Goal: Among the entries, which lines carry the string "Units"? Copy each of them.

+++ Materials provided +++

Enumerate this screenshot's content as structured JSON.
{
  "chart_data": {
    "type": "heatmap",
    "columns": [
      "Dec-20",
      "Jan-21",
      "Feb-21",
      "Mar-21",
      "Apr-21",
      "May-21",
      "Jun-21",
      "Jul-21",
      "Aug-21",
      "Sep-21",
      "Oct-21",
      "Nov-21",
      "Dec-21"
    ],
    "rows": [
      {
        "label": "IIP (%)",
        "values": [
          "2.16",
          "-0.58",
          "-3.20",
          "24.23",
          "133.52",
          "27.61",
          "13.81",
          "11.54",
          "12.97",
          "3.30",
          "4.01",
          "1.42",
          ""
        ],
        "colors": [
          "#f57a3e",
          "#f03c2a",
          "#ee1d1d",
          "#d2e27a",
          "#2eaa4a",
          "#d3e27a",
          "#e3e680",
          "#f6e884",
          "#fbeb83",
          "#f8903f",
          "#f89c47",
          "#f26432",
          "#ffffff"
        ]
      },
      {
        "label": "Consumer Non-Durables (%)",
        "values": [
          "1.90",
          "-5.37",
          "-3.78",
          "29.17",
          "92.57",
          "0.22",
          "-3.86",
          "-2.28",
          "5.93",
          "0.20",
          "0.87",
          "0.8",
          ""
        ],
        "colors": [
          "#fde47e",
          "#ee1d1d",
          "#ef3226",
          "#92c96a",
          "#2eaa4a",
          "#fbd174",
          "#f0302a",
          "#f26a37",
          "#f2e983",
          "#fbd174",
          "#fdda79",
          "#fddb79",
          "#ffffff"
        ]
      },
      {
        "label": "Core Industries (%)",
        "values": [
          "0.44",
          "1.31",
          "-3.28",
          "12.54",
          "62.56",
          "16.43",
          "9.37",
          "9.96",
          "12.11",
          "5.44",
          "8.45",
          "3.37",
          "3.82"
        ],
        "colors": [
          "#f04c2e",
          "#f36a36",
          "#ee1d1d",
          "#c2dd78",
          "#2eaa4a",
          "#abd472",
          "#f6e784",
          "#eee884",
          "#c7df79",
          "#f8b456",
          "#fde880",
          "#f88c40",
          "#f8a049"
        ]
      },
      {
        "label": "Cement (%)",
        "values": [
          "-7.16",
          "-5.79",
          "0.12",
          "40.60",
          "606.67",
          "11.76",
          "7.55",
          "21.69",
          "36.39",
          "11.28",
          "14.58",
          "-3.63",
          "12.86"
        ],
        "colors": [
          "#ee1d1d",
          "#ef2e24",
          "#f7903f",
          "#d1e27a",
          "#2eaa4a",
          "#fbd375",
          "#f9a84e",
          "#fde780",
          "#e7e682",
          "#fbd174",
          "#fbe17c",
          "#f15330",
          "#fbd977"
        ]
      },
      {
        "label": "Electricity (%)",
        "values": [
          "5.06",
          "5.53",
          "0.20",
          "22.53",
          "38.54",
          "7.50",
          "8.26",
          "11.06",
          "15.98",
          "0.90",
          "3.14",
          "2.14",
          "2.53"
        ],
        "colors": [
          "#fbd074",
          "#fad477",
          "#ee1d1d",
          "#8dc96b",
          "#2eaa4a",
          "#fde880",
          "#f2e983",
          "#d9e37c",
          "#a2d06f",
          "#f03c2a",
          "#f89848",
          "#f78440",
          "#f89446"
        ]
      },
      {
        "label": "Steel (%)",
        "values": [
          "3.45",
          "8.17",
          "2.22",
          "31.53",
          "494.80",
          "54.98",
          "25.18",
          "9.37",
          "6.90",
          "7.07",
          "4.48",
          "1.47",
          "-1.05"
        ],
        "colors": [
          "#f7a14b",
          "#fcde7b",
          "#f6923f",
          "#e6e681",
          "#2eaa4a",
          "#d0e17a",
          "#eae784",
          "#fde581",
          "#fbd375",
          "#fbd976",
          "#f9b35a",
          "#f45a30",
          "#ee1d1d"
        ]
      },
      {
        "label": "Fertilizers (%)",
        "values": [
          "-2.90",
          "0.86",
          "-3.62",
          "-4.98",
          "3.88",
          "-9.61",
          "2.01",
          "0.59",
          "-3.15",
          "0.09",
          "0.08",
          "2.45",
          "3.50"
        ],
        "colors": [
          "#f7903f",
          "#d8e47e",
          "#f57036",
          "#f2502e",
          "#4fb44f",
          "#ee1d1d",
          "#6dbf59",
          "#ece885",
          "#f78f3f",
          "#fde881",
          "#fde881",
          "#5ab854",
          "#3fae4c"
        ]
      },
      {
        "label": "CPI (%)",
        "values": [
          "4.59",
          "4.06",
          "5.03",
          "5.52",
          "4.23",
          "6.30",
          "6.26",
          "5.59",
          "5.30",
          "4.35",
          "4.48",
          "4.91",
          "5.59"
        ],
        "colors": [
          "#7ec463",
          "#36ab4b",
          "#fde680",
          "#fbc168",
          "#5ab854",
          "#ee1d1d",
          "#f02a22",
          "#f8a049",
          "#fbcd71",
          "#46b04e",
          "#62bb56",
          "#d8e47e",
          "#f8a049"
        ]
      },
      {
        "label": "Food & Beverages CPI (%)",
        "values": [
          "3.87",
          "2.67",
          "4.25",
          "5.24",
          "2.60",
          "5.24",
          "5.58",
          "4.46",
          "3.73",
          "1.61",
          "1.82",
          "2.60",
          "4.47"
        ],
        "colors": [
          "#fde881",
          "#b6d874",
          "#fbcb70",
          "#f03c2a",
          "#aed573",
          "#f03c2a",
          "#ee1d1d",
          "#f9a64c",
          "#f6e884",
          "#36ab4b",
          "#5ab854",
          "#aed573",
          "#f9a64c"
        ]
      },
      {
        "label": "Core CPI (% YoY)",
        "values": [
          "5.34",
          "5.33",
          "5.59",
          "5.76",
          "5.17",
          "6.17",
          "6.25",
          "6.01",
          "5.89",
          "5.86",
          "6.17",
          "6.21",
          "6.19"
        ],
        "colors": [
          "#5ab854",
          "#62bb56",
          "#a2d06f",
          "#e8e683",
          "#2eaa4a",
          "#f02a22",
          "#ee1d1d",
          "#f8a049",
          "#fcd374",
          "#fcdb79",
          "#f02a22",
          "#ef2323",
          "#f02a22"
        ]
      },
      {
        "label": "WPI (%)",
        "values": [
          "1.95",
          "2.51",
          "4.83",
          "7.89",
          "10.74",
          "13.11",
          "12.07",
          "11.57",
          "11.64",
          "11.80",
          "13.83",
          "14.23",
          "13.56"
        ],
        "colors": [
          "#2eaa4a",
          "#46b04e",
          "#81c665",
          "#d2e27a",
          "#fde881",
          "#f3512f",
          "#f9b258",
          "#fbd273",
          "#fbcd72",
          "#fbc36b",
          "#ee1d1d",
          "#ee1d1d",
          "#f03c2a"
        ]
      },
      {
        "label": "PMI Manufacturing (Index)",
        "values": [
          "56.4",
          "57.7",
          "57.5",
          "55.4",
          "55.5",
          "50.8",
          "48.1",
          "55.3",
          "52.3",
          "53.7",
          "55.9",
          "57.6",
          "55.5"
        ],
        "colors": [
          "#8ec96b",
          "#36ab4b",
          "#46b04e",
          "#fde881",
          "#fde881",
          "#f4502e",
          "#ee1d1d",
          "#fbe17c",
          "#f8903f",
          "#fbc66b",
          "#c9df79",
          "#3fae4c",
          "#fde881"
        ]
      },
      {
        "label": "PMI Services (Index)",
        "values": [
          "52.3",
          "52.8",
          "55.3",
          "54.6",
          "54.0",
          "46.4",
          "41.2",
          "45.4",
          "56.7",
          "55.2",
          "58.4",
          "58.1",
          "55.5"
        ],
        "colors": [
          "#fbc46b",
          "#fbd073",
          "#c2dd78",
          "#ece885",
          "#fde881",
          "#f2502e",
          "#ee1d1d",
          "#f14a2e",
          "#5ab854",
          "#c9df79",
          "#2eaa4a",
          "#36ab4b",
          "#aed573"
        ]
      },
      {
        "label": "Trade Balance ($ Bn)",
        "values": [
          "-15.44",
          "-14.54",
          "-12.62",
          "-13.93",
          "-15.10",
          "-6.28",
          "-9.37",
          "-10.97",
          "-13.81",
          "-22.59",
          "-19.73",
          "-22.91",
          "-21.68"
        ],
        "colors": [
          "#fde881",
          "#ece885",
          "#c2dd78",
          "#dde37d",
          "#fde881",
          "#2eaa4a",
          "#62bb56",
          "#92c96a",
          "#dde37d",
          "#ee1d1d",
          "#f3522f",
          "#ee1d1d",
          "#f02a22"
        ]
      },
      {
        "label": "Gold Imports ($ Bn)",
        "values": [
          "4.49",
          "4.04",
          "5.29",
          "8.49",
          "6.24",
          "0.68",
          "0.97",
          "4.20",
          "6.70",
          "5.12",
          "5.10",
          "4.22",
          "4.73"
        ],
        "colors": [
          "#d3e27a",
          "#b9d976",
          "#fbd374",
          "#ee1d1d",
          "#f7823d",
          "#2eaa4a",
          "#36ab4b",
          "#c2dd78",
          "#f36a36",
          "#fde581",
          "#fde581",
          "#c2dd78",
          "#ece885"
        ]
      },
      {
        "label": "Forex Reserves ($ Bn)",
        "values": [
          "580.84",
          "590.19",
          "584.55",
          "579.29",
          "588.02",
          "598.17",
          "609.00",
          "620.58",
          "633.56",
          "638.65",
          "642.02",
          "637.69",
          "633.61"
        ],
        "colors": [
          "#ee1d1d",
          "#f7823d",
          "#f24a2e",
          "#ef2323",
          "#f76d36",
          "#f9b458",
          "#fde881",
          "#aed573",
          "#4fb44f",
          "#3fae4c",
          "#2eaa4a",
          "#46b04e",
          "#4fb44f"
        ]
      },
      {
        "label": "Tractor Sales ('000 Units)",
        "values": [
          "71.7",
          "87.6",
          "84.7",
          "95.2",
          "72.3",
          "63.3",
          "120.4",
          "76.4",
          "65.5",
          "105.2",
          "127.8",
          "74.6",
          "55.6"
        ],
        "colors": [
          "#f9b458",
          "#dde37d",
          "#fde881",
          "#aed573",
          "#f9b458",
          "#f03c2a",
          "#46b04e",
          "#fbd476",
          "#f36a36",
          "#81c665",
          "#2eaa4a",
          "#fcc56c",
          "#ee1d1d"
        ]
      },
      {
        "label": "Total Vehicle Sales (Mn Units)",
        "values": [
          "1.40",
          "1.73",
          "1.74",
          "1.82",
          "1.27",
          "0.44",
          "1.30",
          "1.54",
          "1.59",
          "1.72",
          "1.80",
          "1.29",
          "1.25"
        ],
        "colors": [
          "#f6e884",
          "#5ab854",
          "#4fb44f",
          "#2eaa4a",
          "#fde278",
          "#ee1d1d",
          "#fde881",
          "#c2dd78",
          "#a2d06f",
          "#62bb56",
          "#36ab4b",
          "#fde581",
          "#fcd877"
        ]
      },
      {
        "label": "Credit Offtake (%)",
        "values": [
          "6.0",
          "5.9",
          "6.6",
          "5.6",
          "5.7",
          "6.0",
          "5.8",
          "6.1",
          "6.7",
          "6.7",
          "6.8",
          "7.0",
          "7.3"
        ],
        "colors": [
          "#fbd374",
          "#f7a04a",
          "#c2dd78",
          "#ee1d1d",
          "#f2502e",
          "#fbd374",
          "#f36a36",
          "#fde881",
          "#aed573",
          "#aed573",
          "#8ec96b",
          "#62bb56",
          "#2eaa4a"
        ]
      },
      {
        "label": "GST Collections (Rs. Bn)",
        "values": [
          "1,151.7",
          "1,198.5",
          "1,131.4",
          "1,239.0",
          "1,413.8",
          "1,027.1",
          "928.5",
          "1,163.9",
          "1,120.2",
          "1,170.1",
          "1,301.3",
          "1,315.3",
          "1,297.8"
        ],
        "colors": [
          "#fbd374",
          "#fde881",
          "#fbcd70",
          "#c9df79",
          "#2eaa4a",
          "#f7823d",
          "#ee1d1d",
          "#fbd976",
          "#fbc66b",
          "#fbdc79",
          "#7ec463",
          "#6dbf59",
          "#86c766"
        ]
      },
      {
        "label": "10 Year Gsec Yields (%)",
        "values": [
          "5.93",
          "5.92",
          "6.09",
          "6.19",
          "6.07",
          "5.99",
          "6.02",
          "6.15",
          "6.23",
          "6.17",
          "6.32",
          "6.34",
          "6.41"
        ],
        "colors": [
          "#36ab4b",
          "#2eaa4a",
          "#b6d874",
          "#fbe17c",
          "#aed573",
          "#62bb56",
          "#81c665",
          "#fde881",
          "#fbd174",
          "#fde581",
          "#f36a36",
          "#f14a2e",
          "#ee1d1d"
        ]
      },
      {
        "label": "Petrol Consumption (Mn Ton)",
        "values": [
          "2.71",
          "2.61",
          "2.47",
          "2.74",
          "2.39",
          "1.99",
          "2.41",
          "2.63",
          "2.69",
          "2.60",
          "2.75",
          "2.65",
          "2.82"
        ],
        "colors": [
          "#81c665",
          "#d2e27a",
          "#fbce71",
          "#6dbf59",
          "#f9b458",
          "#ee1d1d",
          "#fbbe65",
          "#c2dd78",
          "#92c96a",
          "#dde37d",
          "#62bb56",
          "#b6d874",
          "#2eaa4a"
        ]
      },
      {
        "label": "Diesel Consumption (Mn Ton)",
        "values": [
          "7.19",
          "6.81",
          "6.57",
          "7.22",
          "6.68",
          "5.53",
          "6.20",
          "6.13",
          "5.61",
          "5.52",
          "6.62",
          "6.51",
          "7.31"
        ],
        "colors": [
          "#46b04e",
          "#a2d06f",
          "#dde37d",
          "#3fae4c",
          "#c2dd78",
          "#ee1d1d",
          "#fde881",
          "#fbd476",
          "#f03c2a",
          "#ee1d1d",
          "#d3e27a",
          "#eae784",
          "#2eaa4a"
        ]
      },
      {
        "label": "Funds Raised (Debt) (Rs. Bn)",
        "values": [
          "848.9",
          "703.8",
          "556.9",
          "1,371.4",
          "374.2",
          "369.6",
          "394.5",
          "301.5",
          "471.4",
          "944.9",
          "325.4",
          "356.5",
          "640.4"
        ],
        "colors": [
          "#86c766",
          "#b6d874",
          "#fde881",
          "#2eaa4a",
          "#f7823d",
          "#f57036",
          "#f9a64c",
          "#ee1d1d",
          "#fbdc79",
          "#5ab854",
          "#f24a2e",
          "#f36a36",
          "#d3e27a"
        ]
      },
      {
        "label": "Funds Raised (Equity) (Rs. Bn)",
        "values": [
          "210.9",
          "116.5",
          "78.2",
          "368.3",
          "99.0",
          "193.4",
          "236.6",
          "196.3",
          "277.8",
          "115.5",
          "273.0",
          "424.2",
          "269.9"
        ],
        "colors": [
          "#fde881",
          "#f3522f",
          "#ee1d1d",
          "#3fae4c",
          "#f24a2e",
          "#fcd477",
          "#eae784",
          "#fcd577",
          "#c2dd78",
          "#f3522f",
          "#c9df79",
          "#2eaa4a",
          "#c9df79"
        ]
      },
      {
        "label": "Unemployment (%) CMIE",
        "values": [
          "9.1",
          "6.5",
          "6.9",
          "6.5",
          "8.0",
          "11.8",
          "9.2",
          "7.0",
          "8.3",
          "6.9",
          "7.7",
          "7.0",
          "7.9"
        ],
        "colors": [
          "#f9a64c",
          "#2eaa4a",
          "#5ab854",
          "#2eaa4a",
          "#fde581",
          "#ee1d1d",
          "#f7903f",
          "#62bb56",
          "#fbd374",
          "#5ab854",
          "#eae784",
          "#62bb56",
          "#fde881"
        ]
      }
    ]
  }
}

+++

Written answer:
        "label": "Tractor Sales ('000 Units)",
        "label": "Total Vehicle Sales (Mn Units)",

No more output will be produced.